■ WRITTEN REQUEST
Copy the records below, substituting "value-label" for each occurrence of "data-label" and leaving everything else unchanged.

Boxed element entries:
══════════════════════════════

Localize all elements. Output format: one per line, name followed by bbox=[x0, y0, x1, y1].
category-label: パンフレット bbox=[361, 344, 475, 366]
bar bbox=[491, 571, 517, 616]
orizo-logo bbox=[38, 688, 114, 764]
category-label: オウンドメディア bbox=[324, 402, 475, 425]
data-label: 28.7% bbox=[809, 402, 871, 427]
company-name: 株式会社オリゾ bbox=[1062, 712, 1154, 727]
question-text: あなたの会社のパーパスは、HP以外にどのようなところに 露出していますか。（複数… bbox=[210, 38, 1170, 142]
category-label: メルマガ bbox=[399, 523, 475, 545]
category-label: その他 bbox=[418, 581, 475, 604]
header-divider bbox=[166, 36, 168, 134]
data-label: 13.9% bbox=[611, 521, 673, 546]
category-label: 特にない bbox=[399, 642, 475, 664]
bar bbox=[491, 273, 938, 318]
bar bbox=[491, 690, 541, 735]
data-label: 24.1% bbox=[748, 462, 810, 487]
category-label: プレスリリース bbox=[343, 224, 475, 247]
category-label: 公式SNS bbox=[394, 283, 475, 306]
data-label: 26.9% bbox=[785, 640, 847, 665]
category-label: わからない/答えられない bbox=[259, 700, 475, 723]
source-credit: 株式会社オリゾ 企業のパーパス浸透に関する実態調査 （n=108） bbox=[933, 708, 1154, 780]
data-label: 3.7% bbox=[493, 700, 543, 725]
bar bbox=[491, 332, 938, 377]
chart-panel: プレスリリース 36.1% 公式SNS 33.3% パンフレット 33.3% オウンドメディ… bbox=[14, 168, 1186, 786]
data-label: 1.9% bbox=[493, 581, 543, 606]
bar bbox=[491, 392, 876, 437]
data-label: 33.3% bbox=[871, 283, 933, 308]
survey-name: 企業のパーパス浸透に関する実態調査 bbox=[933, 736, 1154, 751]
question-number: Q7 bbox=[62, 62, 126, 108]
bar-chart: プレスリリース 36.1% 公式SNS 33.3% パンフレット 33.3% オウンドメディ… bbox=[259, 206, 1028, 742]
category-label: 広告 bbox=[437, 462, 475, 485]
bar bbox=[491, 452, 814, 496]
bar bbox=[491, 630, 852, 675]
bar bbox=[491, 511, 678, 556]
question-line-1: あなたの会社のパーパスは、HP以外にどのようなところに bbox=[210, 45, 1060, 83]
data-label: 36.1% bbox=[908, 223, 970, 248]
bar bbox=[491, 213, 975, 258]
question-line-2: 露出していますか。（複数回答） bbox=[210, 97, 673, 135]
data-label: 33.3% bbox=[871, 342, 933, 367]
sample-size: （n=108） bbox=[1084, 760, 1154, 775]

══════════════════════════════

■ ANSWER FOR THE TASK
Localize all elements. Output format: one per line, name followed by bbox=[x0, y0, x1, y1].
category-label: パンフレット bbox=[361, 344, 475, 366]
bar bbox=[491, 571, 517, 616]
orizo-logo bbox=[38, 688, 114, 764]
category-label: オウンドメディア bbox=[324, 402, 475, 425]
value-label: 28.7% bbox=[809, 402, 871, 427]
company-name: 株式会社オリゾ bbox=[1062, 712, 1154, 727]
question-text: あなたの会社のパーパスは、HP以外にどのようなところに 露出していますか。（複数… bbox=[210, 38, 1170, 142]
category-label: メルマガ bbox=[399, 523, 475, 545]
category-label: その他 bbox=[418, 581, 475, 604]
header-divider bbox=[166, 36, 168, 134]
value-label: 13.9% bbox=[611, 521, 673, 546]
category-label: 特にない bbox=[399, 642, 475, 664]
bar bbox=[491, 273, 938, 318]
bar bbox=[491, 690, 541, 735]
value-label: 24.1% bbox=[748, 462, 810, 487]
category-label: プレスリリース bbox=[343, 224, 475, 247]
category-label: 公式SNS bbox=[394, 283, 475, 306]
value-label: 26.9% bbox=[785, 640, 847, 665]
category-label: わからない/答えられない bbox=[259, 700, 475, 723]
source-credit: 株式会社オリゾ 企業のパーパス浸透に関する実態調査 （n=108） bbox=[933, 708, 1154, 780]
value-label: 3.7% bbox=[493, 700, 543, 725]
bar bbox=[491, 332, 938, 377]
chart-panel: プレスリリース 36.1% 公式SNS 33.3% パンフレット 33.3% オウンドメディ… bbox=[14, 168, 1186, 786]
value-label: 1.9% bbox=[493, 581, 543, 606]
bar bbox=[491, 392, 876, 437]
value-label: 33.3% bbox=[871, 283, 933, 308]
survey-name: 企業のパーパス浸透に関する実態調査 bbox=[933, 736, 1154, 751]
question-number: Q7 bbox=[62, 62, 126, 108]
bar-chart: プレスリリース 36.1% 公式SNS 33.3% パンフレット 33.3% オウンドメディ… bbox=[259, 206, 1028, 742]
category-label: 広告 bbox=[437, 462, 475, 485]
bar bbox=[491, 452, 814, 496]
bar bbox=[491, 630, 852, 675]
bar bbox=[491, 511, 678, 556]
question-line-1: あなたの会社のパーパスは、HP以外にどのようなところに bbox=[210, 45, 1060, 83]
value-label: 36.1% bbox=[908, 223, 970, 248]
bar bbox=[491, 213, 975, 258]
question-line-2: 露出していますか。（複数回答） bbox=[210, 97, 673, 135]
value-label: 33.3% bbox=[871, 342, 933, 367]
sample-size: （n=108） bbox=[1084, 760, 1154, 775]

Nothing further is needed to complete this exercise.